▽

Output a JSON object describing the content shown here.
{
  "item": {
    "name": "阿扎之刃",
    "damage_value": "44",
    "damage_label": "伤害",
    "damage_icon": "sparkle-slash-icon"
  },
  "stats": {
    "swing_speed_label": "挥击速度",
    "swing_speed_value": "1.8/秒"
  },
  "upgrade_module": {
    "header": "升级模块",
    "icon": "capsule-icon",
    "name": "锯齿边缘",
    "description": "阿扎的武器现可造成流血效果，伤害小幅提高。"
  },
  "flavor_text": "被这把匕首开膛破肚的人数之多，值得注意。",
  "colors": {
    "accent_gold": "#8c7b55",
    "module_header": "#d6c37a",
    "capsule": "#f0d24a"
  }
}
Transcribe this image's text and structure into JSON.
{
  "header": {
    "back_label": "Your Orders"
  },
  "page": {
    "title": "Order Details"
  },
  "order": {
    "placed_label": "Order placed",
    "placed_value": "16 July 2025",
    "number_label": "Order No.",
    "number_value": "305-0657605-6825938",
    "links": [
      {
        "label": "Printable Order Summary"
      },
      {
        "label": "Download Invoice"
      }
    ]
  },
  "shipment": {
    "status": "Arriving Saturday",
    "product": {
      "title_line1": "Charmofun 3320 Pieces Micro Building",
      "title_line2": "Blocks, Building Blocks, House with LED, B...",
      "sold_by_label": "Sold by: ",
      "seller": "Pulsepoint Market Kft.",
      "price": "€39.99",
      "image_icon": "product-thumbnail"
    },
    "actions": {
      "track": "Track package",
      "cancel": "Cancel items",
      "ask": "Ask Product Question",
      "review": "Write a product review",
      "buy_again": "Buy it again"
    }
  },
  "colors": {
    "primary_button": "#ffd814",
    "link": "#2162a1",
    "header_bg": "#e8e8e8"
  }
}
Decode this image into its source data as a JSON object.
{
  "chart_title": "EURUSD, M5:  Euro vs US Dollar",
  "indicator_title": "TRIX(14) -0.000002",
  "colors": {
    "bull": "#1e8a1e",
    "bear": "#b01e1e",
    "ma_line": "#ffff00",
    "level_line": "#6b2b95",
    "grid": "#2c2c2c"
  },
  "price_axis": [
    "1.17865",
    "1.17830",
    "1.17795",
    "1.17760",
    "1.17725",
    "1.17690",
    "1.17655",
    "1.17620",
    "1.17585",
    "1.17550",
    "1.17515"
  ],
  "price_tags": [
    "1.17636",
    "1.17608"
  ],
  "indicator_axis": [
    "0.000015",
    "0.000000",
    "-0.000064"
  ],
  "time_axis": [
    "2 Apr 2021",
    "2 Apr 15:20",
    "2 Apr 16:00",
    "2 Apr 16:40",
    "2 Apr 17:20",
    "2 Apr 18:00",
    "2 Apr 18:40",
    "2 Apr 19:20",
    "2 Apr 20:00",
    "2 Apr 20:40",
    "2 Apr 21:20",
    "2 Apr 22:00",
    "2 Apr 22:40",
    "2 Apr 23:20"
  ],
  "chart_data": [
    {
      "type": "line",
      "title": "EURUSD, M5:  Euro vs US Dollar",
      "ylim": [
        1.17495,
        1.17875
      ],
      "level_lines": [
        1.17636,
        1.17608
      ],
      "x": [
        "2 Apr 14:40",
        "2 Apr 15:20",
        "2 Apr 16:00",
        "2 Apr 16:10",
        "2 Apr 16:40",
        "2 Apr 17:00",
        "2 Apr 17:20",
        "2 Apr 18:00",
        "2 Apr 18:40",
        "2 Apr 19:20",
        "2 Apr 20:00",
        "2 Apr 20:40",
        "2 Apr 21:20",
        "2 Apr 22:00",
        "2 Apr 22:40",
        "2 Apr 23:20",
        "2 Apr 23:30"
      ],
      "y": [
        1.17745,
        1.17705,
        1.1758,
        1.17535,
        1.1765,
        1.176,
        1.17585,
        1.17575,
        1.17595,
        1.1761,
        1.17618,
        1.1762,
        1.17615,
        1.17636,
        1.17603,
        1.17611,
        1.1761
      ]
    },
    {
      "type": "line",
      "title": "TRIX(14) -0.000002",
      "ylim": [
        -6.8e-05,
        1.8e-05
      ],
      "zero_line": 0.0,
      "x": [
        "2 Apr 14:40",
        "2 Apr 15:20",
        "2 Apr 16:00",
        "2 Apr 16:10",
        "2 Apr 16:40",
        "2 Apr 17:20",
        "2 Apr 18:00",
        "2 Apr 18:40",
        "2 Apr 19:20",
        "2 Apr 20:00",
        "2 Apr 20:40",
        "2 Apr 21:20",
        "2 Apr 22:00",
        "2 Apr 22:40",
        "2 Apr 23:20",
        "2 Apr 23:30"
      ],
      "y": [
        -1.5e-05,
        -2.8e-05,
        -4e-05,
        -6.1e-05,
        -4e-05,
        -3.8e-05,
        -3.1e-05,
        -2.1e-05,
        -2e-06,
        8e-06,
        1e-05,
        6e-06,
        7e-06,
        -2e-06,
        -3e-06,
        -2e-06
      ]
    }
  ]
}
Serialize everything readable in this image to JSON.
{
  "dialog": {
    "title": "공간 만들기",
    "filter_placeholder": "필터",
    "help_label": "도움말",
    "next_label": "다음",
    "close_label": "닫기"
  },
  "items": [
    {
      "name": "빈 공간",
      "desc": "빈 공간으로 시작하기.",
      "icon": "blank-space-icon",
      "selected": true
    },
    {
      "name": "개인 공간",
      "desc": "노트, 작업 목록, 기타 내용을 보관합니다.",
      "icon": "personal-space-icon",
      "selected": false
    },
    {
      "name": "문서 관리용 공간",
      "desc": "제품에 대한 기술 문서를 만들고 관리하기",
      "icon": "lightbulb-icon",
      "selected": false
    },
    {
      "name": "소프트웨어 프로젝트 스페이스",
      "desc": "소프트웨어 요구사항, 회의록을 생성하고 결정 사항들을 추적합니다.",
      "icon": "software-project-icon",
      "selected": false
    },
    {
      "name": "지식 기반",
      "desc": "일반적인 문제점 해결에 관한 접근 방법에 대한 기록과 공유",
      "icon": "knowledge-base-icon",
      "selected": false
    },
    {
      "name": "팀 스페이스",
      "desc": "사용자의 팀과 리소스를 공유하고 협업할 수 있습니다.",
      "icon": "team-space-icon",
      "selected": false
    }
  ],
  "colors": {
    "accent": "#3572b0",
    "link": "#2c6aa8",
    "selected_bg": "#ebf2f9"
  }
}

△

SET PROBLEM:
Collect each line containing the string "into".

RESPONSE TO THIS TASK:
Transcribe this image's text and structure into JSON.
Decode this image into its source data as a JSON object.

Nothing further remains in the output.